──────── SELECTED EXTRACT ────────

Hello world (any dialect):

SELECT 'Hello, world!';

Project layout: No standard. Migration tooling owns layout: Flyway (V1__init.sql, V2__add_users.sql), Liquibase (XML/YAML/SQL changesets), Alembic (SQLAlchemy), Prisma migrate, Knex, sqitch.

Build/package tool: None for SQL itself. Migrations are the build pipeline. Schema diff tools: pg_dump --schema-only, mysqldump --no-data, sqldef, Atlas, dbmate, Skeema (MySQL).

REPL: psql, mysql, sqlite3, sqlcmd, sqlplus/sqlcl. DBeaver (cross-dialect, free), DataGrip (JetBrains), TablePlus, pgAdmin, MySQL Workbench, SQL Server Management Studio (SSMS), Azure Data Studio as GUIs.

Basics

Types & literals. Standard scalar types: BOOLEAN, SMALLINT/INTEGER/BIGINT, NUMERIC(p,s)/DECIMAL, REAL/DOUBLE PRECISION, CHAR(n)/VARCHAR(n)/TEXT, DATE/TIME/TIMESTAMP [WITH TIME ZONE], INTERVAL, BLOB/BYTEA, UUID (Postgres), JSON/JSONB. String literals single-quoted with doubled single-quote escape: 'O''Brien'. Date: DATE '2026-05-06', TIMESTAMP '2026-05-06 12:34:56+00'. NULL is its own three-valued logic — x = NULL is never true; use x IS NULL / IS DISTINCT FROM.

DDL — schema.

CREATE TABLE users (
    id          BIGINT GENERATED ALWAYS AS IDENTITY PRIMARY KEY,    -- standard since SQL:2003; supported by Postgres, Oracle 12c+, SQL Server 2022 (T-SQL syntax differs)
    email       VARCHAR(255) NOT NULL UNIQUE,
    created_at  TIMESTAMP WITH TIME ZONE NOT NULL DEFAULT CURRENT_TIMESTAMP,
    metadata    JSONB
);
CREATE INDEX users_email_lower_idx ON users (LOWER(email));
ALTER TABLE users ADD COLUMN deleted_at TIMESTAMP WITH TIME ZONE;
DROP TABLE users CASCADE;

DML — data.

────────

> [WHAT THE TASK ASKS] Copy out the passage of the SQL reference starting with "Project layout: No" and going on through "migrate, Knex, sqitch.". The material after this point stands apart from the SQL reference above.

──────── SOURCE MATERIAL ────────

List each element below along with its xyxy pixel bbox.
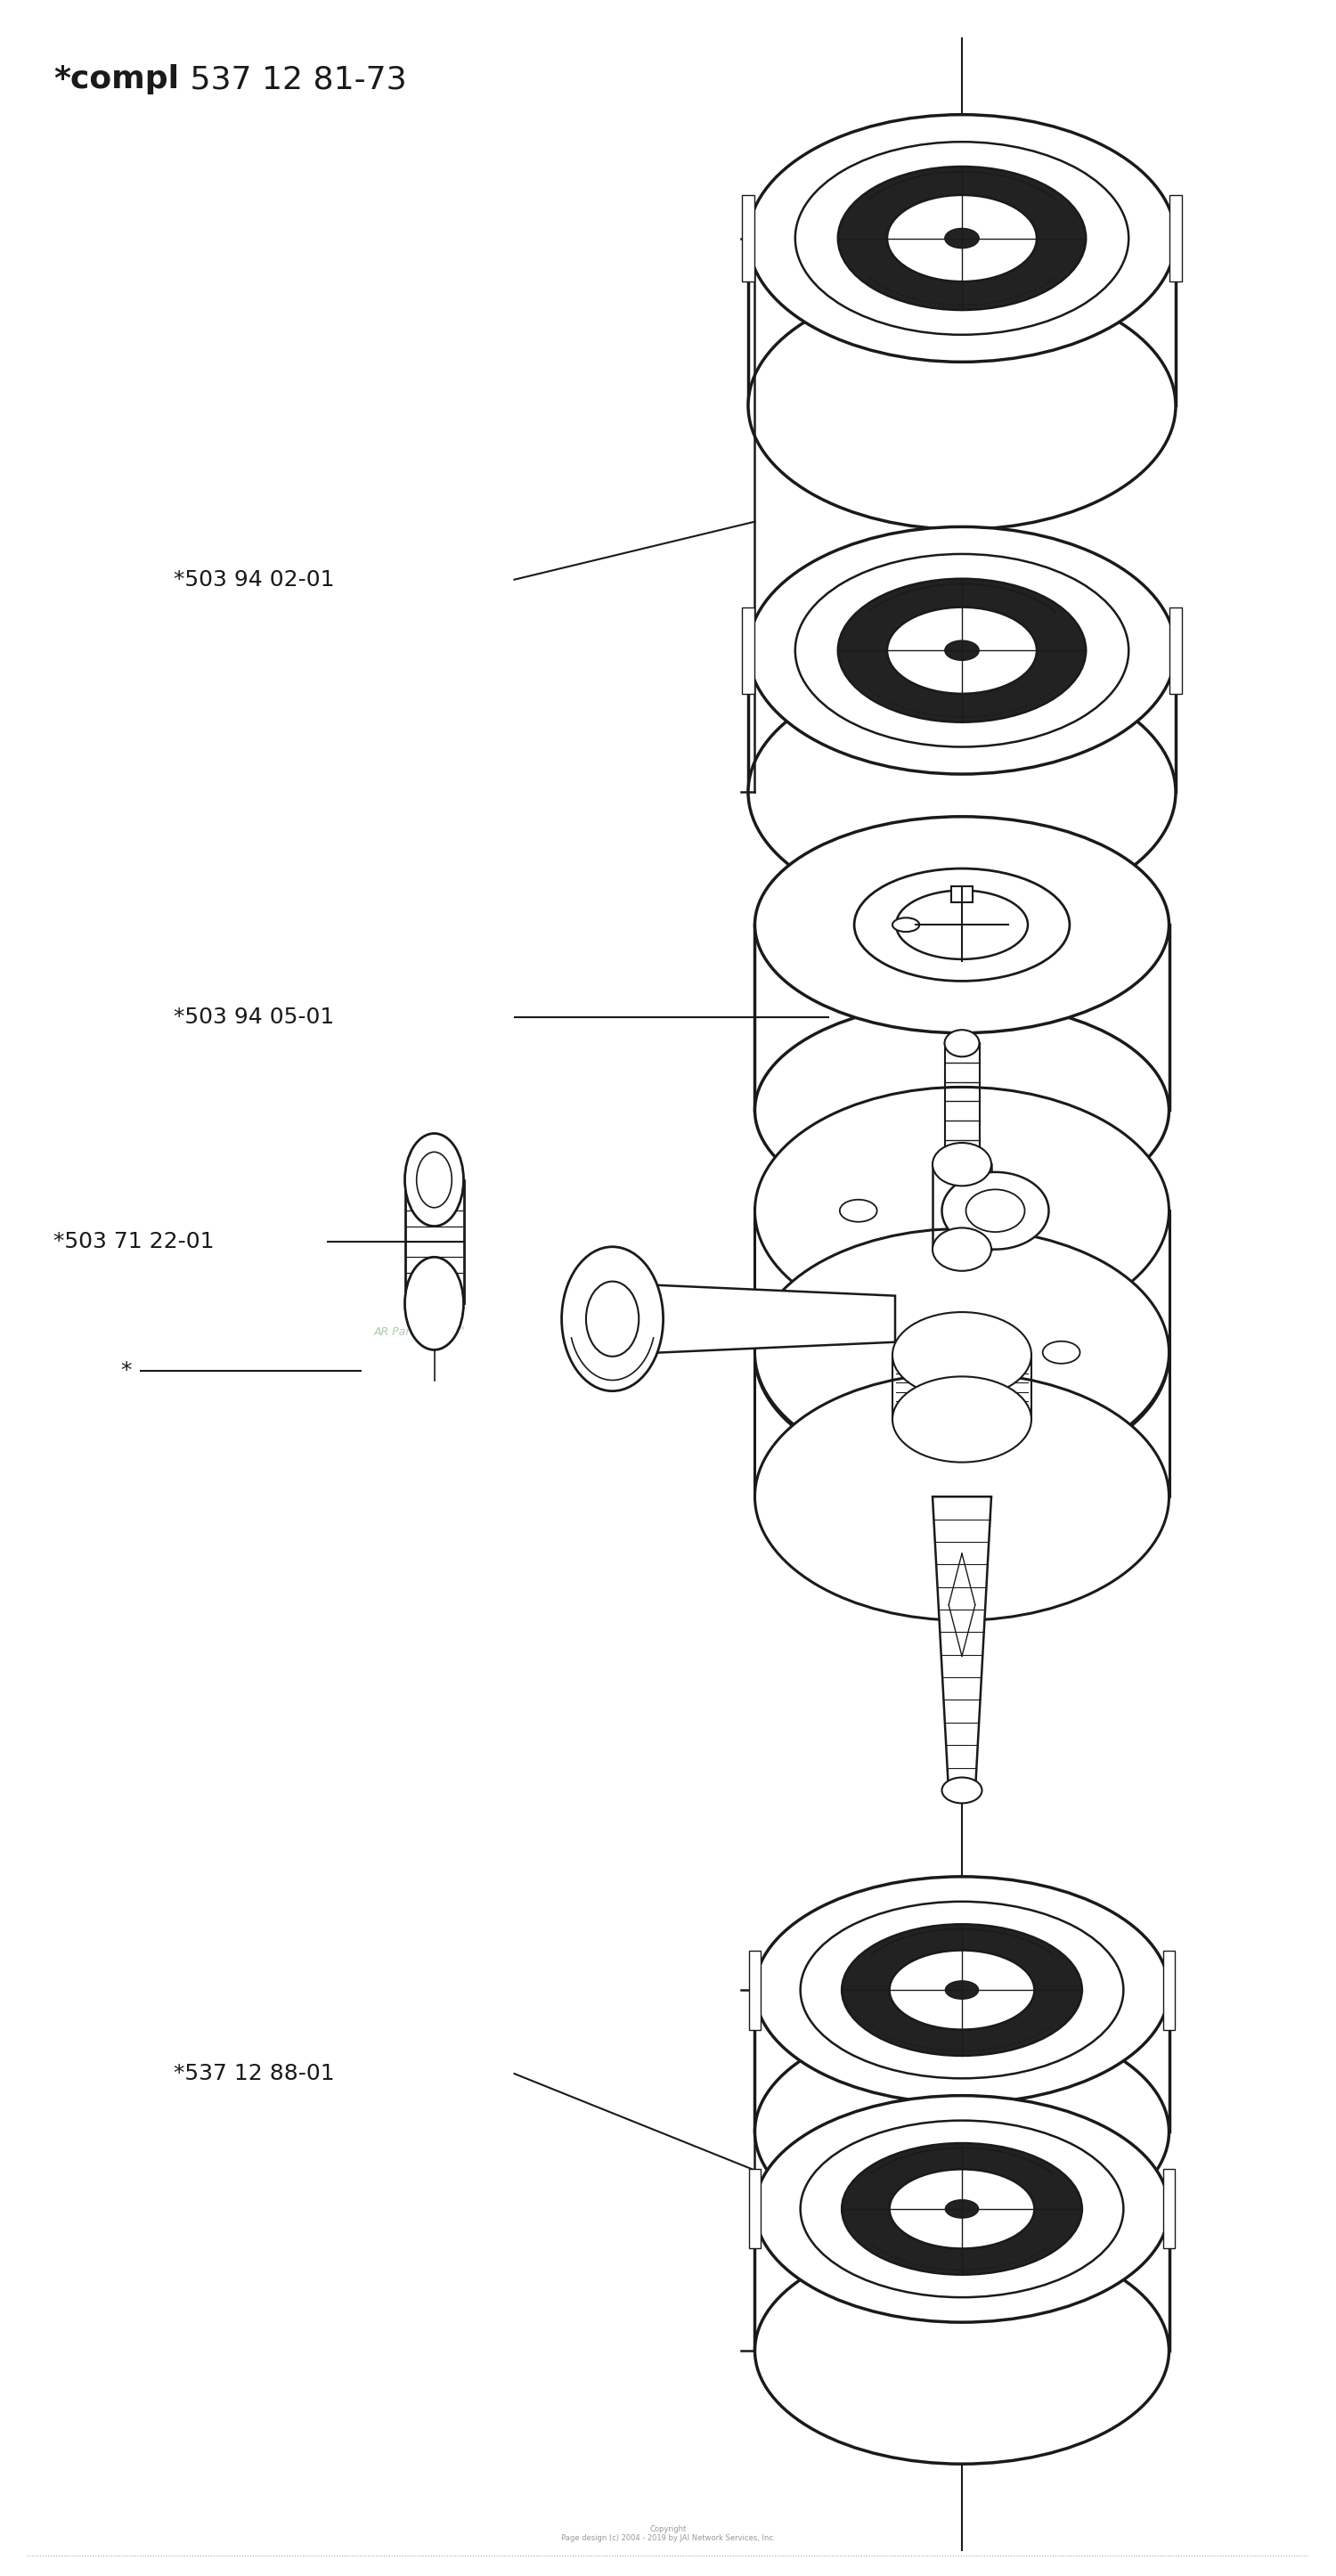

────────

> [RESULT OF THE EXERCISE]
Project layout: No standard. Migration tooling owns layout: Flyway (V1__init.sql, V2__add_users.sql), Liquibase (XML/YAML/SQL changesets), Alembic (SQLAlchemy), Prisma migrate, Knex, sqitch.